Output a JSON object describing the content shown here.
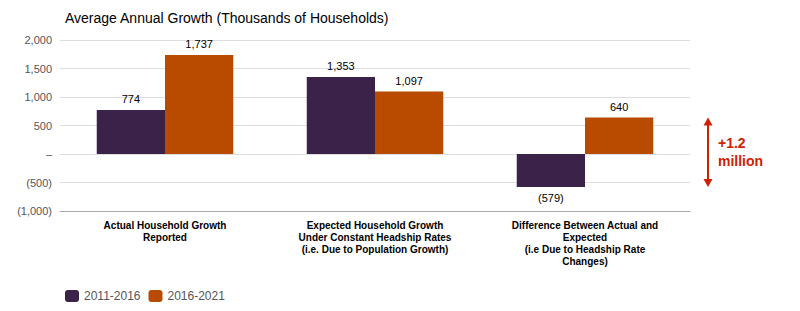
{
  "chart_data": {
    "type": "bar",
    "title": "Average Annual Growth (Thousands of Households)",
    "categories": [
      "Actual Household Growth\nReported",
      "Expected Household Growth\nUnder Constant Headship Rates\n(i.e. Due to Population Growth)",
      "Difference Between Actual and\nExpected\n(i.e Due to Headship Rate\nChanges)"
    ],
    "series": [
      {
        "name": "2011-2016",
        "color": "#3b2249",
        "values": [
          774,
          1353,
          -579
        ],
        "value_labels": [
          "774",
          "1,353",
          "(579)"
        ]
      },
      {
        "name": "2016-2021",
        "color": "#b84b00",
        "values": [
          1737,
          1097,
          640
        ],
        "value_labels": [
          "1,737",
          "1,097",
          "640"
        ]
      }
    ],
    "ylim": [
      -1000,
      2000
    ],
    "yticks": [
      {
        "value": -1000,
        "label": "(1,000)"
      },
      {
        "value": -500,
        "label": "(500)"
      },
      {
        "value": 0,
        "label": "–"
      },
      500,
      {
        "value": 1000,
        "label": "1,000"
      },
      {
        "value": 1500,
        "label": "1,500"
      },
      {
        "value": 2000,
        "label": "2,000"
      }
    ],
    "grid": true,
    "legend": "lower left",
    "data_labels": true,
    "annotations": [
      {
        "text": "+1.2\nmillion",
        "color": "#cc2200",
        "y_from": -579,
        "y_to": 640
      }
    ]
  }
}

Required work -> Give the material again exactly as it is, but keep the pictures out.

Final answer ->
Output a JSON object describing the content shown here.
{
  "chart_data": {
    "type": "bar",
    "title": "Average Annual Growth (Thousands of Households)",
    "categories": [
      "Actual Household Growth\nReported",
      "Expected Household Growth\nUnder Constant Headship Rates\n(i.e. Due to Population Growth)",
      "Difference Between Actual and\nExpected\n(i.e Due to Headship Rate\nChanges)"
    ],
    "series": [
      {
        "name": "2011-2016",
        "color": "#3b2249",
        "values": [
          774,
          1353,
          -579
        ],
        "value_labels": [
          "774",
          "1,353",
          "(579)"
        ]
      },
      {
        "name": "2016-2021",
        "color": "#b84b00",
        "values": [
          1737,
          1097,
          640
        ],
        "value_labels": [
          "1,737",
          "1,097",
          "640"
        ]
      }
    ],
    "ylim": [
      -1000,
      2000
    ],
    "yticks": [
      {
        "value": -1000,
        "label": "(1,000)"
      },
      {
        "value": -500,
        "label": "(500)"
      },
      {
        "value": 0,
        "label": "–"
      },
      500,
      {
        "value": 1000,
        "label": "1,000"
      },
      {
        "value": 1500,
        "label": "1,500"
      },
      {
        "value": 2000,
        "label": "2,000"
      }
    ],
    "grid": true,
    "legend": "lower left",
    "data_labels": true,
    "annotations": [
      {
        "text": "+1.2\nmillion",
        "color": "#cc2200",
        "y_from": -579,
        "y_to": 640
      }
    ]
  }
}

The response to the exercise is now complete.